◆ Exercise requirements
List each line in which the string "dalam" appears.

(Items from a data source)
▬▬▬▬▬▬▬▬▬▬
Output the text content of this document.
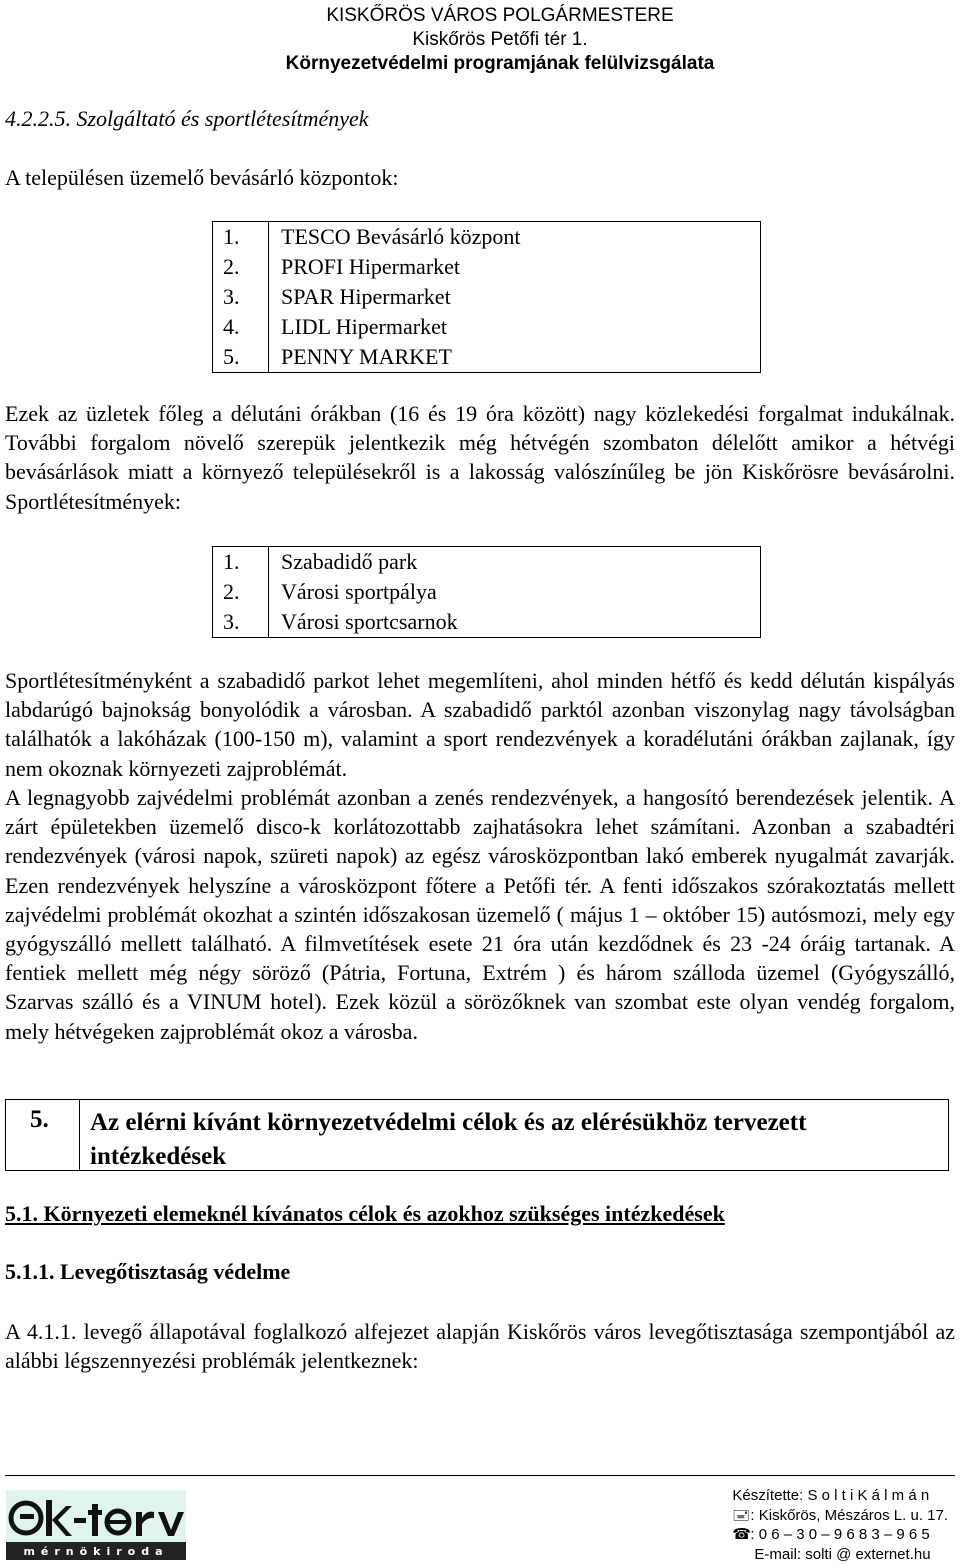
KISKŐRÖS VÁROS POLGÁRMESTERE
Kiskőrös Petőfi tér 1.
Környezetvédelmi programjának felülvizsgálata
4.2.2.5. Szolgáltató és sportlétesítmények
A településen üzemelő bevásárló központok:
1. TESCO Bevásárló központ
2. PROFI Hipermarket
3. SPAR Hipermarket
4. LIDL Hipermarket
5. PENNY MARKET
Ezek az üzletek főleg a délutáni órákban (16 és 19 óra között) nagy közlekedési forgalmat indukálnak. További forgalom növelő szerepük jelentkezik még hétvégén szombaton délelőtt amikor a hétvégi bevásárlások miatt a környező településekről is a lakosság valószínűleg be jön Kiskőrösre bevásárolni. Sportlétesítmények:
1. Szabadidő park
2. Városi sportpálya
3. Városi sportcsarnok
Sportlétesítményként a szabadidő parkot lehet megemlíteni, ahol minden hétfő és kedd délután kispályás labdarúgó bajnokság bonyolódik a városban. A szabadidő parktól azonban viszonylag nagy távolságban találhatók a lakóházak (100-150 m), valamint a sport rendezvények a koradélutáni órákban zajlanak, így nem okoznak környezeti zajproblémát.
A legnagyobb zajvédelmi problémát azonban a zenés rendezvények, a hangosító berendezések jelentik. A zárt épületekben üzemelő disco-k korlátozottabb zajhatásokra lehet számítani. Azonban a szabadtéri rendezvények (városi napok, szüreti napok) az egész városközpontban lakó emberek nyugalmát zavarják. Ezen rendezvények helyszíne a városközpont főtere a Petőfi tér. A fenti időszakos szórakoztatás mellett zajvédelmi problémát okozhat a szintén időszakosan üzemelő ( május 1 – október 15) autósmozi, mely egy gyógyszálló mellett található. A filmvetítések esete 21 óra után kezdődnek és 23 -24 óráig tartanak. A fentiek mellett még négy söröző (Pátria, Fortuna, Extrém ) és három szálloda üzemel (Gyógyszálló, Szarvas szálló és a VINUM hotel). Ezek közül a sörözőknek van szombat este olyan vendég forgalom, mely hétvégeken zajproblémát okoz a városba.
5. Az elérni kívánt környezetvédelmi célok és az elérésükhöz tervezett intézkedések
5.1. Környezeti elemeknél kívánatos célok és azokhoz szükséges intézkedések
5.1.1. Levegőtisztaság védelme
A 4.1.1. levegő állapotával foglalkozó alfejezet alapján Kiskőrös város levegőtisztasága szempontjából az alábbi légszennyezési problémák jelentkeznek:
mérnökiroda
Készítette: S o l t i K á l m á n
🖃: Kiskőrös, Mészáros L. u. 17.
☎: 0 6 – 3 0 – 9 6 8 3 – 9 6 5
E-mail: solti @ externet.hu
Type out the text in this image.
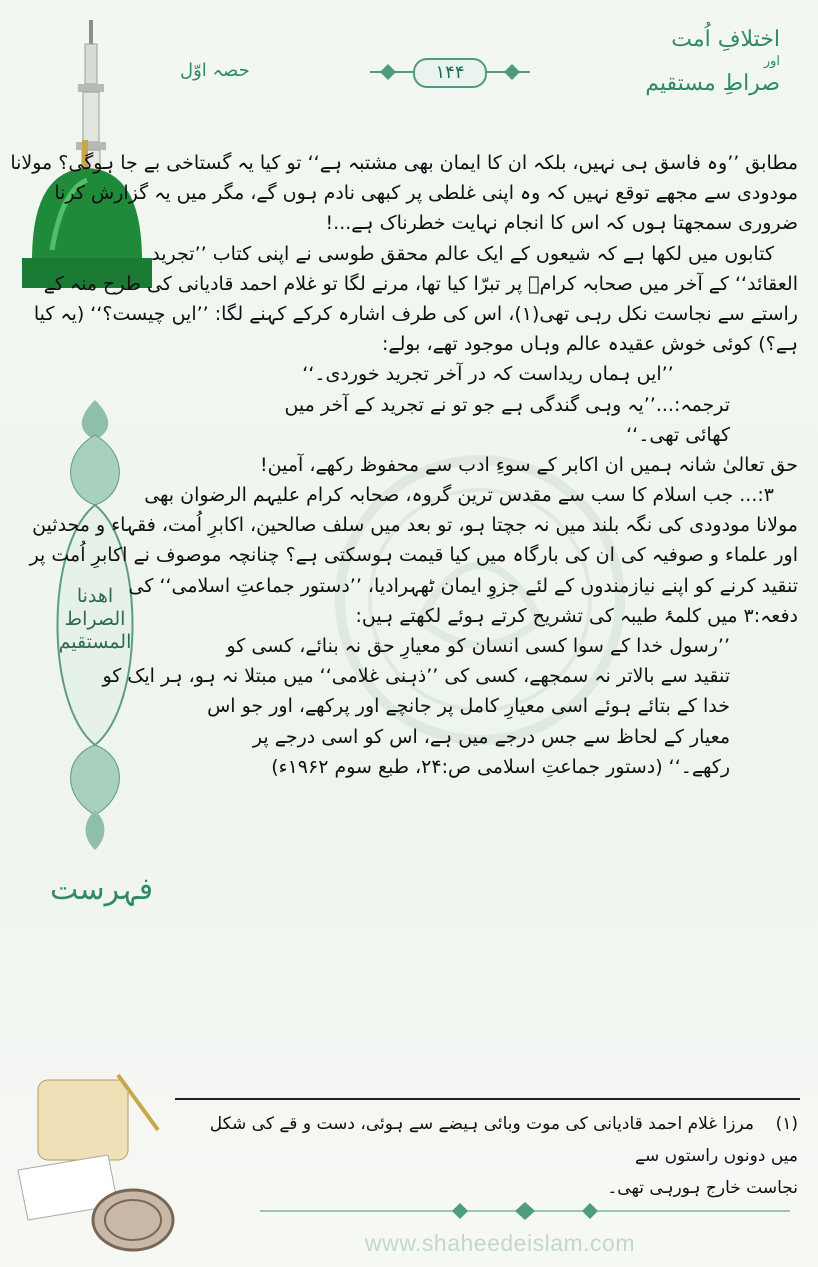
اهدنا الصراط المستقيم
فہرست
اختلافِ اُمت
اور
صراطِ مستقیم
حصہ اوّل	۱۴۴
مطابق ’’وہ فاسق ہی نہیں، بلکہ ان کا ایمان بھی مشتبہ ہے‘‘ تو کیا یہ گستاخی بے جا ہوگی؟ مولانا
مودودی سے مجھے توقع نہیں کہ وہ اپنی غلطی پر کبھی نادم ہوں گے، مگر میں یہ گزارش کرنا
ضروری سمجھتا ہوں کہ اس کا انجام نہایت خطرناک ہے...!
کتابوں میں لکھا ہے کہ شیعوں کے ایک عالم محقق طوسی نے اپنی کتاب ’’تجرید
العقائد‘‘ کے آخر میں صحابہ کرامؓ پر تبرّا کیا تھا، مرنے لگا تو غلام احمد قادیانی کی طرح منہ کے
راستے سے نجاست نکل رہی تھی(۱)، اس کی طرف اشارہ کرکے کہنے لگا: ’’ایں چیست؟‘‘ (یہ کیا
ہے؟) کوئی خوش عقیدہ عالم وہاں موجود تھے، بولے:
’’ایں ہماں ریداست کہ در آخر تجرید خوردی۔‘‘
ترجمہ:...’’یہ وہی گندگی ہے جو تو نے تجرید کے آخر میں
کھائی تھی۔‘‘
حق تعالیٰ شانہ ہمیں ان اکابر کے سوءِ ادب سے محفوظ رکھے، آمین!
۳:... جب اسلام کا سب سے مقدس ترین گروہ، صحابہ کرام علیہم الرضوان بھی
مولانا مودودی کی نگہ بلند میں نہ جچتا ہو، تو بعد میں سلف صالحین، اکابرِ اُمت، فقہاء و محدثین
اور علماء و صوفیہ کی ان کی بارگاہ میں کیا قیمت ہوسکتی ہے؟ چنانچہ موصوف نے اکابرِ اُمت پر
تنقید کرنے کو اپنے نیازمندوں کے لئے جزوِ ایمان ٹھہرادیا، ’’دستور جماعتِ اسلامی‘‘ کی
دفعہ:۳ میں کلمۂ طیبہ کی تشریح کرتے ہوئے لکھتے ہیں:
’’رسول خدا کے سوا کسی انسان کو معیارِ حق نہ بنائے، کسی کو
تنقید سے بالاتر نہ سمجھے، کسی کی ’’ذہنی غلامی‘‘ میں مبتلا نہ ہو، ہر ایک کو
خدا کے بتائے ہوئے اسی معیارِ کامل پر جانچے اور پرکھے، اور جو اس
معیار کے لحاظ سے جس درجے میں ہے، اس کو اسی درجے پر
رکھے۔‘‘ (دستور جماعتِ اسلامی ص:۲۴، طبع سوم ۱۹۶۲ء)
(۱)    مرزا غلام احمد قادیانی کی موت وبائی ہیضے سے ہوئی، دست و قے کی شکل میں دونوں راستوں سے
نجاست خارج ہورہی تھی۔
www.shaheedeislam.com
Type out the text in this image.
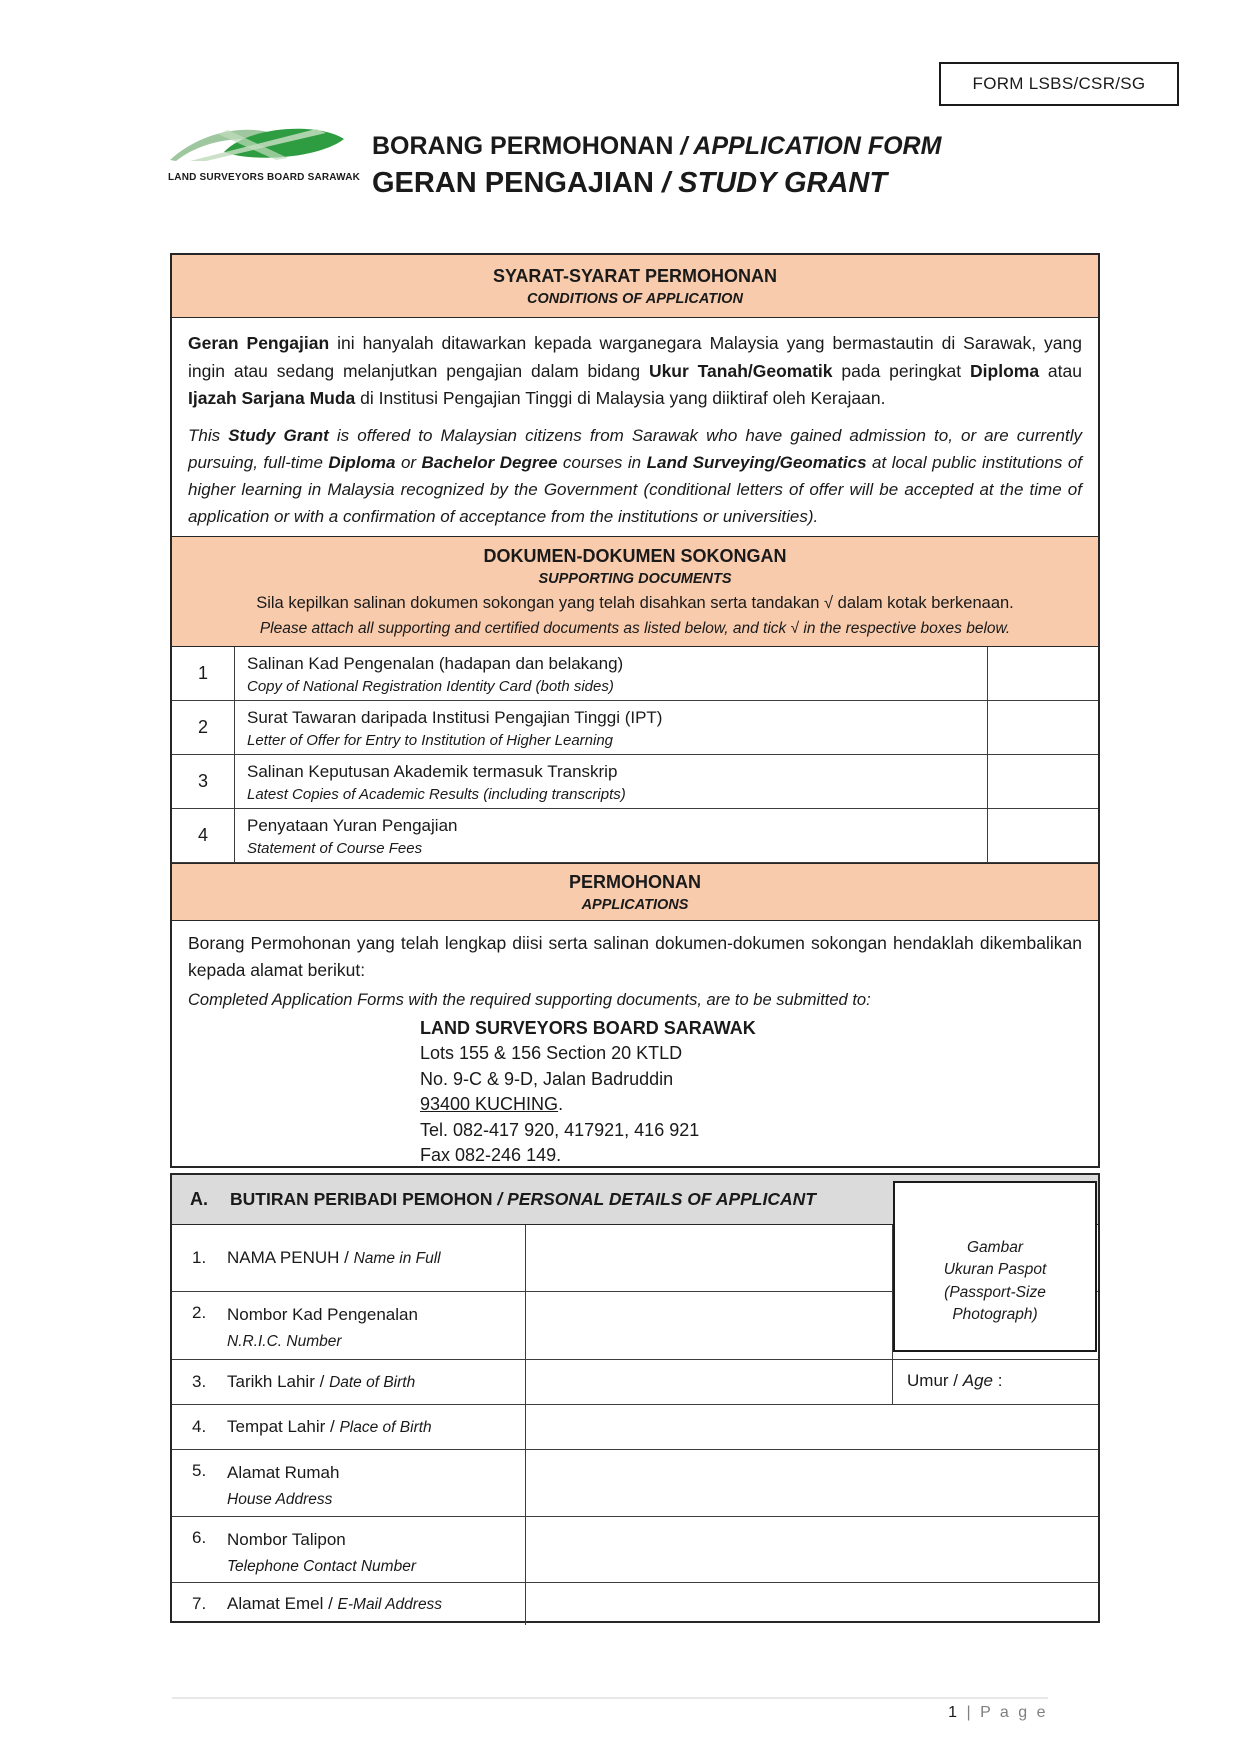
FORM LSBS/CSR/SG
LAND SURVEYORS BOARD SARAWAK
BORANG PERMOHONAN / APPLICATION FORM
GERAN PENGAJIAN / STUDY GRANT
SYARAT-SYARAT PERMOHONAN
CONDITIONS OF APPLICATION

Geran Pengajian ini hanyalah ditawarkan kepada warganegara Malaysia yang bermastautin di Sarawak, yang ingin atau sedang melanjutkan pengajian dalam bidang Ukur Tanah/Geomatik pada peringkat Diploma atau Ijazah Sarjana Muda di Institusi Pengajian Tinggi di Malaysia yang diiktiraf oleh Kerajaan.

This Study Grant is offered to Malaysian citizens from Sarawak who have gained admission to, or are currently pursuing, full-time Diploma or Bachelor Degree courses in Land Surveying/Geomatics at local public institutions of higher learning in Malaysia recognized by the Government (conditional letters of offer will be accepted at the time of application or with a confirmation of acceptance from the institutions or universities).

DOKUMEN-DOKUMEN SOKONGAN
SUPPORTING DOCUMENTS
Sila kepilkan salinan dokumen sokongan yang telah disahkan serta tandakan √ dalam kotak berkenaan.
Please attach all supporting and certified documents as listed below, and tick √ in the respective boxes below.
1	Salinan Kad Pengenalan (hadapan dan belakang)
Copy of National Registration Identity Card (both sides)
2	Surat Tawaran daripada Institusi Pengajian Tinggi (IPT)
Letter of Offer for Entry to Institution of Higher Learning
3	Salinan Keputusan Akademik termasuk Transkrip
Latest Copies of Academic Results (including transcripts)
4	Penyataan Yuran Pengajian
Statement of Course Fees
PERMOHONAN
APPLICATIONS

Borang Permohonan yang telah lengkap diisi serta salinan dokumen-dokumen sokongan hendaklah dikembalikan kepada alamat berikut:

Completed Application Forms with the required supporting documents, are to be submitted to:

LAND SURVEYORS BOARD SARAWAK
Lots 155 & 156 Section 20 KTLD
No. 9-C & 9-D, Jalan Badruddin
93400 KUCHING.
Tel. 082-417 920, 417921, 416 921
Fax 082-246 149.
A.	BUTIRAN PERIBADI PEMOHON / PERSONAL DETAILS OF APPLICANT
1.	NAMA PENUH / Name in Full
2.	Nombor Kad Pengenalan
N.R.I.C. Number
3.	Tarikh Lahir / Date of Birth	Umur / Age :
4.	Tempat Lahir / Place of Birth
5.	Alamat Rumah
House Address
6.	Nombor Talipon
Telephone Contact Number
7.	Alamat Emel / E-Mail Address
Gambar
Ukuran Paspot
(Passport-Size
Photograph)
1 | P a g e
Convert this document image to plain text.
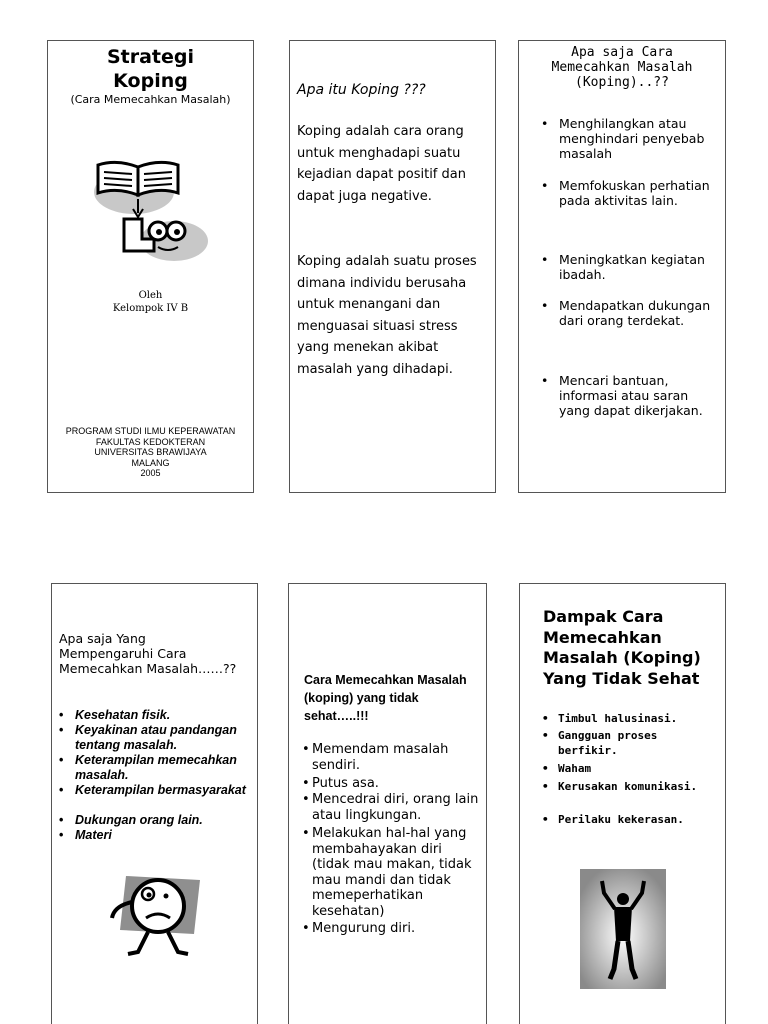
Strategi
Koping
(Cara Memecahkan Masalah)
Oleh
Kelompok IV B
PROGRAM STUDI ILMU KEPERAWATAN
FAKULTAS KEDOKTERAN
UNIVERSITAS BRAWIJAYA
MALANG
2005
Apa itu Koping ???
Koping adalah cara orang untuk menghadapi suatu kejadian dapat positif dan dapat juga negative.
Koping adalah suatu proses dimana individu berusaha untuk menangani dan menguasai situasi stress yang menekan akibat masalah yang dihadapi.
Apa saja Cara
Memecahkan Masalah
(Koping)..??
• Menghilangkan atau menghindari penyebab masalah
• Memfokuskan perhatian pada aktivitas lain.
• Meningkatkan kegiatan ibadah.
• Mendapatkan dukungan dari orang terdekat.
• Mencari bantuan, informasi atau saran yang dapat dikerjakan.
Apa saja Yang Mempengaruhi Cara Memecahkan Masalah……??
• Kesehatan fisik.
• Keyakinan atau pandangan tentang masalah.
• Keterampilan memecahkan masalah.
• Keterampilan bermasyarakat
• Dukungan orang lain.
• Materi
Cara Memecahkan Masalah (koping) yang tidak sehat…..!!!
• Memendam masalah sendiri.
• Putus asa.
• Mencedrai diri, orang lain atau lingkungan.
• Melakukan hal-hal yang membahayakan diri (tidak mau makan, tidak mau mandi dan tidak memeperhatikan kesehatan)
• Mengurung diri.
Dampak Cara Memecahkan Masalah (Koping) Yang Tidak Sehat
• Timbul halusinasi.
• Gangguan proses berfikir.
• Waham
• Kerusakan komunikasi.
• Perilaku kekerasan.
▬▬▬▬▬▬▬▬▬▬
◆ Task result
Geran Pengajian ini hanyalah ditawarkan kepada warganegara Malaysia yang bermastautin di Sarawak, yang ingin atau sedang melanjutkan pengajian dalam bidang Ukur Tanah/Geomatik pada peringkat Diploma atau Ijazah Sarjana Muda di Institusi Pengajian Tinggi di Malaysia yang diiktiraf oleh Kerajaan.
Sila kepilkan salinan dokumen sokongan yang telah disahkan serta tandakan √ dalam kotak berkenaan.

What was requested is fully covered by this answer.